╔══
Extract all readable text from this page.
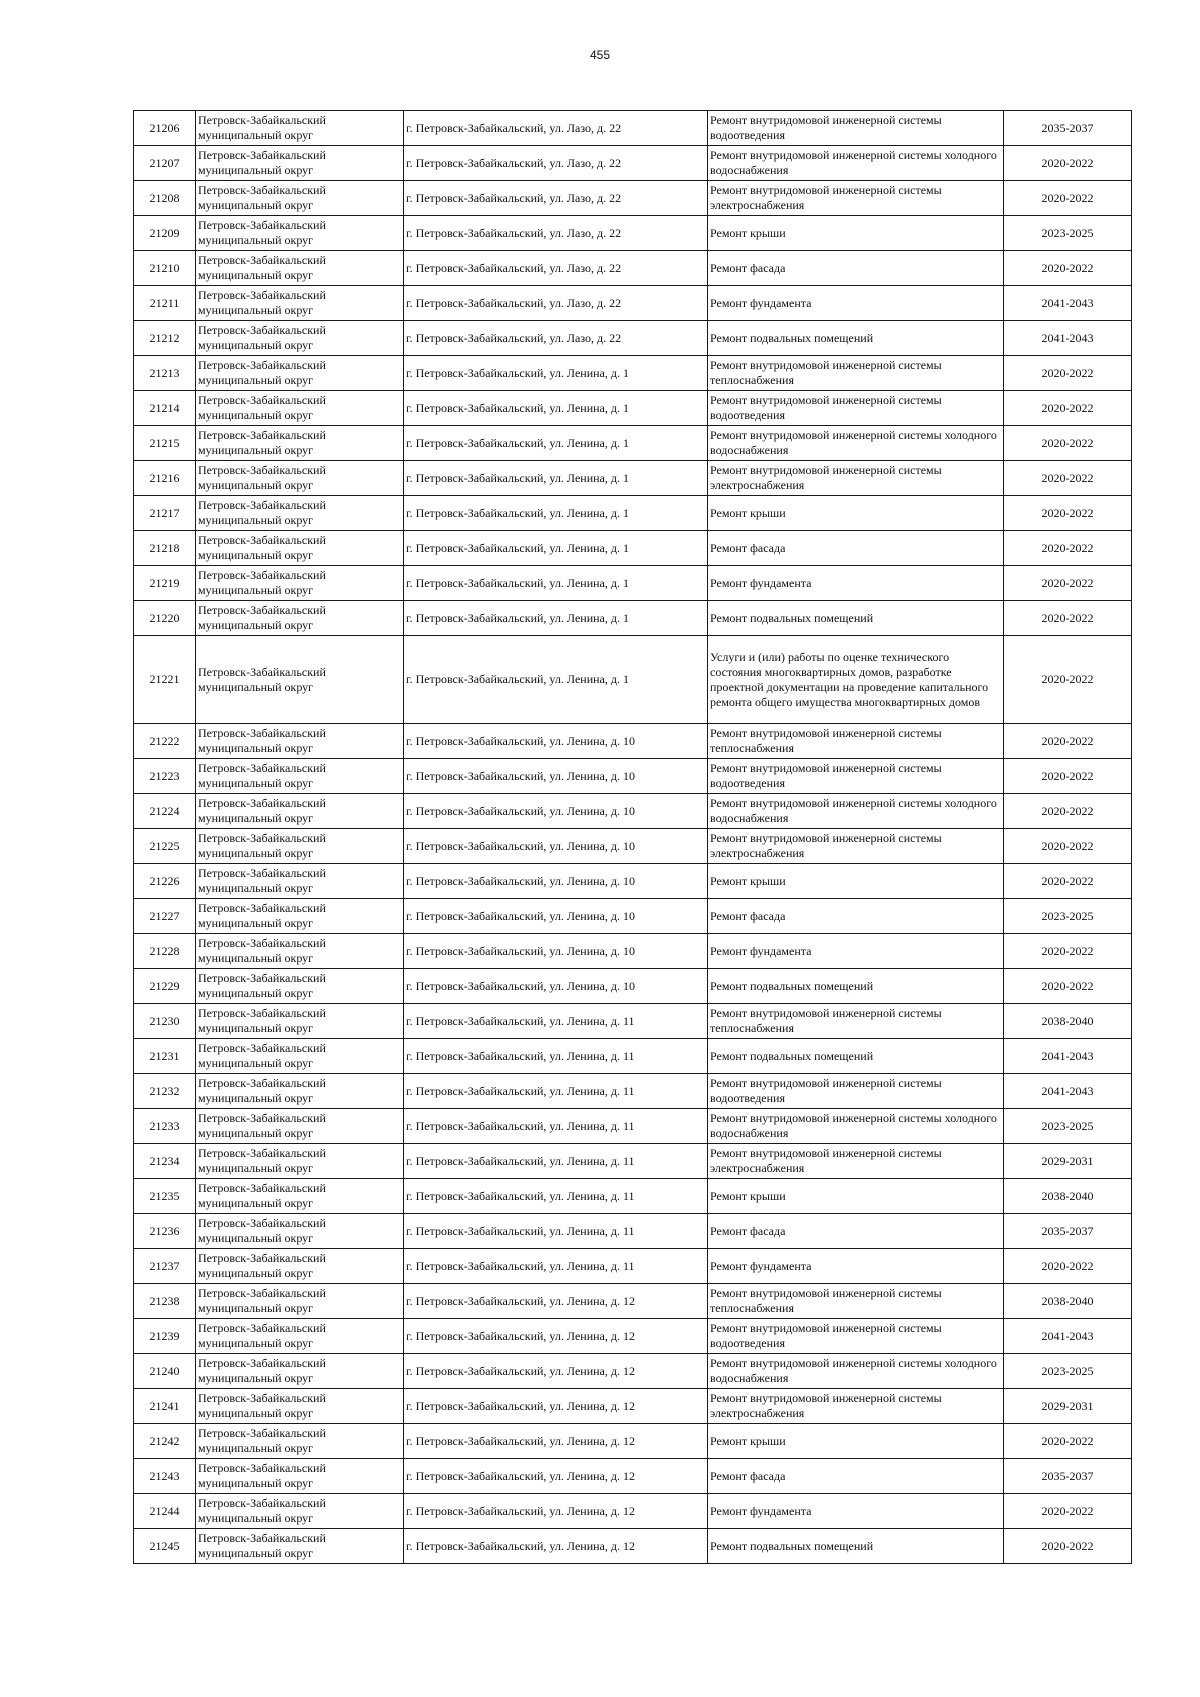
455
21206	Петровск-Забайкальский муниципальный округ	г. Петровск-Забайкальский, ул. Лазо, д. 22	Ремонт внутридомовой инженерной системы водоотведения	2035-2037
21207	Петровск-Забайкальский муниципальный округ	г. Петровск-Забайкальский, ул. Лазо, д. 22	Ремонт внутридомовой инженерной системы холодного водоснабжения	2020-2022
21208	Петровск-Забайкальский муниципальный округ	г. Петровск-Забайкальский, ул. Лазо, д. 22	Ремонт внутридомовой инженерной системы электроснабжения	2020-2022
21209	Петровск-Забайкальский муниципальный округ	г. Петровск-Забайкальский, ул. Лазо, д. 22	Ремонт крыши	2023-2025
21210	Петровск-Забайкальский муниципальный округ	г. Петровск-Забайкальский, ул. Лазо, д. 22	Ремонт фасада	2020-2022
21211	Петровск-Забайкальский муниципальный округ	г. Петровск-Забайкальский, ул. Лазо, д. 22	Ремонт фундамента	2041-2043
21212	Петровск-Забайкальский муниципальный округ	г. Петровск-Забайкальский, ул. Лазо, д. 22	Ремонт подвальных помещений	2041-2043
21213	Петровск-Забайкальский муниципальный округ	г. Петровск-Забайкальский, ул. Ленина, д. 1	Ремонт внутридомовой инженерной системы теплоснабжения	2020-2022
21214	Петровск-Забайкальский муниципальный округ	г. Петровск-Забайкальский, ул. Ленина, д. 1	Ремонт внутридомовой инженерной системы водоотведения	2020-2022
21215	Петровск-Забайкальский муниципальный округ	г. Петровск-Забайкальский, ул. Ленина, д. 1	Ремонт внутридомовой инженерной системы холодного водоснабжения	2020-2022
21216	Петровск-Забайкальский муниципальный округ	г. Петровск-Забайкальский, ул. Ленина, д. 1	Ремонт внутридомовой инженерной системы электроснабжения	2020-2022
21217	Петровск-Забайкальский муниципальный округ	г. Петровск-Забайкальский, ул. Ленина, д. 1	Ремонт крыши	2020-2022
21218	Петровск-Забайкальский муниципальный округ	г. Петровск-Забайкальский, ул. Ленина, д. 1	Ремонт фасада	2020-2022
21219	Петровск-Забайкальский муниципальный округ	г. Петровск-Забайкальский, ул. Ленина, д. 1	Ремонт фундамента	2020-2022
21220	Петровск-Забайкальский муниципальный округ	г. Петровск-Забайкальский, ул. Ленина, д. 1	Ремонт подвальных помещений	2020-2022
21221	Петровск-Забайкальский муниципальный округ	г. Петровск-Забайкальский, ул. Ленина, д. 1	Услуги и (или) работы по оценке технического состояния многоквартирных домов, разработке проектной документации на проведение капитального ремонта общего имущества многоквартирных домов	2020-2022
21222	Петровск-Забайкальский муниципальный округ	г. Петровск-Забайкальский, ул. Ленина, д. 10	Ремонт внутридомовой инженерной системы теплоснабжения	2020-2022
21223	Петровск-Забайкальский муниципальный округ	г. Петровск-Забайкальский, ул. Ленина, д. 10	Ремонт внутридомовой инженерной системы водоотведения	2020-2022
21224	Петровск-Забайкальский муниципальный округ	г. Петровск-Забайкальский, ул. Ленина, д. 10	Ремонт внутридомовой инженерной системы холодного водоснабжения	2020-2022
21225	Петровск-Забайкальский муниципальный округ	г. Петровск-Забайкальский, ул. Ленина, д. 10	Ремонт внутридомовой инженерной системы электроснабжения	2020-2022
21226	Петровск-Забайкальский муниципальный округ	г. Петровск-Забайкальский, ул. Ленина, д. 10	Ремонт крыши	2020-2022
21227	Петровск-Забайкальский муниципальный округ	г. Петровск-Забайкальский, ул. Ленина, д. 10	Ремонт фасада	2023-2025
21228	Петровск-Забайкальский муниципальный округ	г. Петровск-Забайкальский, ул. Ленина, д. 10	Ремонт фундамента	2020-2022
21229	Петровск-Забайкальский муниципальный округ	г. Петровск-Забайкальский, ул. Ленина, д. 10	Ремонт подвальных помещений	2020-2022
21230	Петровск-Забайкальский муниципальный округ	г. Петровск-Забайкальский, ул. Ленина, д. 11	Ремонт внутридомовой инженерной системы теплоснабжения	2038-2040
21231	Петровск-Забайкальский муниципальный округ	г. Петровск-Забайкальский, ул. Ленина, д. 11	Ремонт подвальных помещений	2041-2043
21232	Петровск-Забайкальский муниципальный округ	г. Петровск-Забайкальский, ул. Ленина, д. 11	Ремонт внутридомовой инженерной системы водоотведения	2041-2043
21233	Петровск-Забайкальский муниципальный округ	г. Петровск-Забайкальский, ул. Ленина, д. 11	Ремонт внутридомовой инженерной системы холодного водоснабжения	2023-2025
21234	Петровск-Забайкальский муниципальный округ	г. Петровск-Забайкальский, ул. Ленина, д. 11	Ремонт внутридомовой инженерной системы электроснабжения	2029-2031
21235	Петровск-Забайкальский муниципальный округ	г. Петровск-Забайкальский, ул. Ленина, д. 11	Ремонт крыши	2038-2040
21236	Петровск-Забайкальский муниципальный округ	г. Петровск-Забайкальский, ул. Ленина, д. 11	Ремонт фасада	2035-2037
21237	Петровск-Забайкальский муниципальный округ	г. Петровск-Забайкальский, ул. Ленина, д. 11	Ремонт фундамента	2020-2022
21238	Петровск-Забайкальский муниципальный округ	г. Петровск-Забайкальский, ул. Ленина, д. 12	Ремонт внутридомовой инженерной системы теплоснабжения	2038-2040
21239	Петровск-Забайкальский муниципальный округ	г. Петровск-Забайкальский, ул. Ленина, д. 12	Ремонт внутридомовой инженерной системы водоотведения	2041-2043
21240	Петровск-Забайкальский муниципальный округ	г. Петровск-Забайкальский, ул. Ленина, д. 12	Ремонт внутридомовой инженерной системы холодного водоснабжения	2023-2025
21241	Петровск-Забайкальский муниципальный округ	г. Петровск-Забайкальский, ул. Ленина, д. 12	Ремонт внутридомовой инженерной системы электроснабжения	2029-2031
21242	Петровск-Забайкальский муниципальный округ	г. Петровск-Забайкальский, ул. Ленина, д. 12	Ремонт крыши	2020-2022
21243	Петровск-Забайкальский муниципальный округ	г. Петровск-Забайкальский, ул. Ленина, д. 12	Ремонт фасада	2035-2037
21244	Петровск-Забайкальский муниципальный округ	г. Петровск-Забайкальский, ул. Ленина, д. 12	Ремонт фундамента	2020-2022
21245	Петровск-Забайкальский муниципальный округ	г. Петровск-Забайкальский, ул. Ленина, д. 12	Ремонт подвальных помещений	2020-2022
╚══
TASK PROMPT: Reproduce the entries above exactly. Do not include the images.

ANSWER BELOW:
Extract all readable text from this page.
455
21206	Петровск-Забайкальский муниципальный округ	г. Петровск-Забайкальский, ул. Лазо, д. 22	Ремонт внутридомовой инженерной системы водоотведения	2035-2037
21207	Петровск-Забайкальский муниципальный округ	г. Петровск-Забайкальский, ул. Лазо, д. 22	Ремонт внутридомовой инженерной системы холодного водоснабжения	2020-2022
21208	Петровск-Забайкальский муниципальный округ	г. Петровск-Забайкальский, ул. Лазо, д. 22	Ремонт внутридомовой инженерной системы электроснабжения	2020-2022
21209	Петровск-Забайкальский муниципальный округ	г. Петровск-Забайкальский, ул. Лазо, д. 22	Ремонт крыши	2023-2025
21210	Петровск-Забайкальский муниципальный округ	г. Петровск-Забайкальский, ул. Лазо, д. 22	Ремонт фасада	2020-2022
21211	Петровск-Забайкальский муниципальный округ	г. Петровск-Забайкальский, ул. Лазо, д. 22	Ремонт фундамента	2041-2043
21212	Петровск-Забайкальский муниципальный округ	г. Петровск-Забайкальский, ул. Лазо, д. 22	Ремонт подвальных помещений	2041-2043
21213	Петровск-Забайкальский муниципальный округ	г. Петровск-Забайкальский, ул. Ленина, д. 1	Ремонт внутридомовой инженерной системы теплоснабжения	2020-2022
21214	Петровск-Забайкальский муниципальный округ	г. Петровск-Забайкальский, ул. Ленина, д. 1	Ремонт внутридомовой инженерной системы водоотведения	2020-2022
21215	Петровск-Забайкальский муниципальный округ	г. Петровск-Забайкальский, ул. Ленина, д. 1	Ремонт внутридомовой инженерной системы холодного водоснабжения	2020-2022
21216	Петровск-Забайкальский муниципальный округ	г. Петровск-Забайкальский, ул. Ленина, д. 1	Ремонт внутридомовой инженерной системы электроснабжения	2020-2022
21217	Петровск-Забайкальский муниципальный округ	г. Петровск-Забайкальский, ул. Ленина, д. 1	Ремонт крыши	2020-2022
21218	Петровск-Забайкальский муниципальный округ	г. Петровск-Забайкальский, ул. Ленина, д. 1	Ремонт фасада	2020-2022
21219	Петровск-Забайкальский муниципальный округ	г. Петровск-Забайкальский, ул. Ленина, д. 1	Ремонт фундамента	2020-2022
21220	Петровск-Забайкальский муниципальный округ	г. Петровск-Забайкальский, ул. Ленина, д. 1	Ремонт подвальных помещений	2020-2022
21221	Петровск-Забайкальский муниципальный округ	г. Петровск-Забайкальский, ул. Ленина, д. 1	Услуги и (или) работы по оценке технического состояния многоквартирных домов, разработке проектной документации на проведение капитального ремонта общего имущества многоквартирных домов	2020-2022
21222	Петровск-Забайкальский муниципальный округ	г. Петровск-Забайкальский, ул. Ленина, д. 10	Ремонт внутридомовой инженерной системы теплоснабжения	2020-2022
21223	Петровск-Забайкальский муниципальный округ	г. Петровск-Забайкальский, ул. Ленина, д. 10	Ремонт внутридомовой инженерной системы водоотведения	2020-2022
21224	Петровск-Забайкальский муниципальный округ	г. Петровск-Забайкальский, ул. Ленина, д. 10	Ремонт внутридомовой инженерной системы холодного водоснабжения	2020-2022
21225	Петровск-Забайкальский муниципальный округ	г. Петровск-Забайкальский, ул. Ленина, д. 10	Ремонт внутридомовой инженерной системы электроснабжения	2020-2022
21226	Петровск-Забайкальский муниципальный округ	г. Петровск-Забайкальский, ул. Ленина, д. 10	Ремонт крыши	2020-2022
21227	Петровск-Забайкальский муниципальный округ	г. Петровск-Забайкальский, ул. Ленина, д. 10	Ремонт фасада	2023-2025
21228	Петровск-Забайкальский муниципальный округ	г. Петровск-Забайкальский, ул. Ленина, д. 10	Ремонт фундамента	2020-2022
21229	Петровск-Забайкальский муниципальный округ	г. Петровск-Забайкальский, ул. Ленина, д. 10	Ремонт подвальных помещений	2020-2022
21230	Петровск-Забайкальский муниципальный округ	г. Петровск-Забайкальский, ул. Ленина, д. 11	Ремонт внутридомовой инженерной системы теплоснабжения	2038-2040
21231	Петровск-Забайкальский муниципальный округ	г. Петровск-Забайкальский, ул. Ленина, д. 11	Ремонт подвальных помещений	2041-2043
21232	Петровск-Забайкальский муниципальный округ	г. Петровск-Забайкальский, ул. Ленина, д. 11	Ремонт внутридомовой инженерной системы водоотведения	2041-2043
21233	Петровск-Забайкальский муниципальный округ	г. Петровск-Забайкальский, ул. Ленина, д. 11	Ремонт внутридомовой инженерной системы холодного водоснабжения	2023-2025
21234	Петровск-Забайкальский муниципальный округ	г. Петровск-Забайкальский, ул. Ленина, д. 11	Ремонт внутридомовой инженерной системы электроснабжения	2029-2031
21235	Петровск-Забайкальский муниципальный округ	г. Петровск-Забайкальский, ул. Ленина, д. 11	Ремонт крыши	2038-2040
21236	Петровск-Забайкальский муниципальный округ	г. Петровск-Забайкальский, ул. Ленина, д. 11	Ремонт фасада	2035-2037
21237	Петровск-Забайкальский муниципальный округ	г. Петровск-Забайкальский, ул. Ленина, д. 11	Ремонт фундамента	2020-2022
21238	Петровск-Забайкальский муниципальный округ	г. Петровск-Забайкальский, ул. Ленина, д. 12	Ремонт внутридомовой инженерной системы теплоснабжения	2038-2040
21239	Петровск-Забайкальский муниципальный округ	г. Петровск-Забайкальский, ул. Ленина, д. 12	Ремонт внутридомовой инженерной системы водоотведения	2041-2043
21240	Петровск-Забайкальский муниципальный округ	г. Петровск-Забайкальский, ул. Ленина, д. 12	Ремонт внутридомовой инженерной системы холодного водоснабжения	2023-2025
21241	Петровск-Забайкальский муниципальный округ	г. Петровск-Забайкальский, ул. Ленина, д. 12	Ремонт внутридомовой инженерной системы электроснабжения	2029-2031
21242	Петровск-Забайкальский муниципальный округ	г. Петровск-Забайкальский, ул. Ленина, д. 12	Ремонт крыши	2020-2022
21243	Петровск-Забайкальский муниципальный округ	г. Петровск-Забайкальский, ул. Ленина, д. 12	Ремонт фасада	2035-2037
21244	Петровск-Забайкальский муниципальный округ	г. Петровск-Забайкальский, ул. Ленина, д. 12	Ремонт фундамента	2020-2022
21245	Петровск-Забайкальский муниципальный округ	г. Петровск-Забайкальский, ул. Ленина, д. 12	Ремонт подвальных помещений	2020-2022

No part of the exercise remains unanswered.